## start Information provided

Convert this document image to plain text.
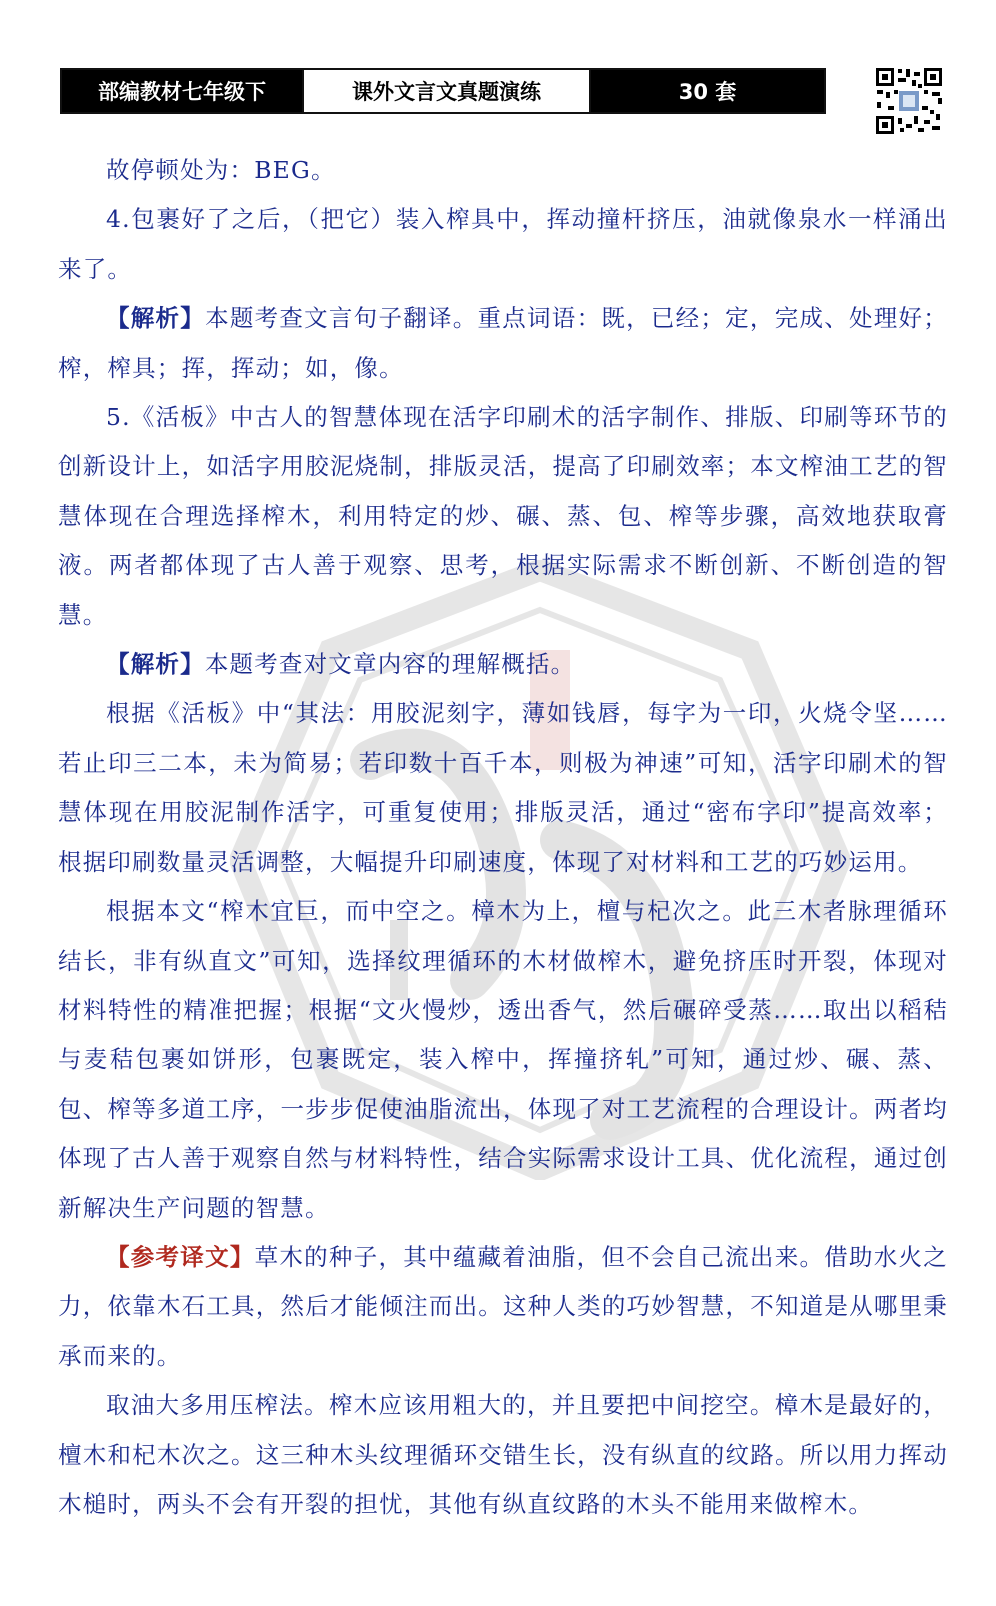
部编教材七年级下	课外文言文真题演练	30 套

故停顿处为：BEG。

4.包裹好了之后，（把它）装入榨具中，挥动撞杆挤压，油就像泉水一样涌出来了。

【解析】本题考查文言句子翻译。重点词语：既，已经；定，完成、处理好；榨，榨具；挥，挥动；如，像。

5.《活板》中古人的智慧体现在活字印刷术的活字制作、排版、印刷等环节的创新设计上，如活字用胶泥烧制，排版灵活，提高了印刷效率；本文榨油工艺的智慧体现在合理选择榨木，利用特定的炒、碾、蒸、包、榨等步骤，高效地获取膏液。两者都体现了古人善于观察、思考，根据实际需求不断创新、不断创造的智慧。

【解析】本题考查对文章内容的理解概括。

根据《活板》中“其法：用胶泥刻字，薄如钱唇，每字为一印，火烧令坚……若止印三二本，未为简易；若印数十百千本，则极为神速”可知，活字印刷术的智慧体现在用胶泥制作活字，可重复使用；排版灵活，通过“密布字印”提高效率；根据印刷数量灵活调整，大幅提升印刷速度，体现了对材料和工艺的巧妙运用。

根据本文“榨木宜巨，而中空之。樟木为上，檀与杞次之。此三木者脉理循环结长，非有纵直文”可知，选择纹理循环的木材做榨木，避免挤压时开裂，体现对材料特性的精准把握；根据“文火慢炒，透出香气，然后碾碎受蒸……取出以稻秸与麦秸包裹如饼形，包裹既定，装入榨中，挥撞挤轧”可知，通过炒、碾、蒸、包、榨等多道工序，一步步促使油脂流出，体现了对工艺流程的合理设计。两者均体现了古人善于观察自然与材料特性，结合实际需求设计工具、优化流程，通过创新解决生产问题的智慧。

【参考译文】草木的种子，其中蕴藏着油脂，但不会自己流出来。借助水火之力，依靠木石工具，然后才能倾注而出。这种人类的巧妙智慧，不知道是从哪里秉承而来的。

取油大多用压榨法。榨木应该用粗大的，并且要把中间挖空。樟木是最好的，檀木和杞木次之。这三种木头纹理循环交错生长，没有纵直的纹路。所以用力挥动木槌时，两头不会有开裂的担忧，其他有纵直纹路的木头不能用来做榨木。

## end Information provided

- [What you should do] Output the records above exactly as they are, leaving out the pictures.

- [Expected answer]
Convert this document image to plain text.
部编教材七年级下	课外文言文真题演练	30 套

故停顿处为：BEG。

4.包裹好了之后，（把它）装入榨具中，挥动撞杆挤压，油就像泉水一样涌出来了。

【解析】本题考查文言句子翻译。重点词语：既，已经；定，完成、处理好；榨，榨具；挥，挥动；如，像。

5.《活板》中古人的智慧体现在活字印刷术的活字制作、排版、印刷等环节的创新设计上，如活字用胶泥烧制，排版灵活，提高了印刷效率；本文榨油工艺的智慧体现在合理选择榨木，利用特定的炒、碾、蒸、包、榨等步骤，高效地获取膏液。两者都体现了古人善于观察、思考，根据实际需求不断创新、不断创造的智慧。

【解析】本题考查对文章内容的理解概括。

根据《活板》中“其法：用胶泥刻字，薄如钱唇，每字为一印，火烧令坚……若止印三二本，未为简易；若印数十百千本，则极为神速”可知，活字印刷术的智慧体现在用胶泥制作活字，可重复使用；排版灵活，通过“密布字印”提高效率；根据印刷数量灵活调整，大幅提升印刷速度，体现了对材料和工艺的巧妙运用。

根据本文“榨木宜巨，而中空之。樟木为上，檀与杞次之。此三木者脉理循环结长，非有纵直文”可知，选择纹理循环的木材做榨木，避免挤压时开裂，体现对材料特性的精准把握；根据“文火慢炒，透出香气，然后碾碎受蒸……取出以稻秸与麦秸包裹如饼形，包裹既定，装入榨中，挥撞挤轧”可知，通过炒、碾、蒸、包、榨等多道工序，一步步促使油脂流出，体现了对工艺流程的合理设计。两者均体现了古人善于观察自然与材料特性，结合实际需求设计工具、优化流程，通过创新解决生产问题的智慧。

【参考译文】草木的种子，其中蕴藏着油脂，但不会自己流出来。借助水火之力，依靠木石工具，然后才能倾注而出。这种人类的巧妙智慧，不知道是从哪里秉承而来的。

取油大多用压榨法。榨木应该用粗大的，并且要把中间挖空。樟木是最好的，檀木和杞木次之。这三种木头纹理循环交错生长，没有纵直的纹路。所以用力挥动木槌时，两头不会有开裂的担忧，其他有纵直纹路的木头不能用来做榨木。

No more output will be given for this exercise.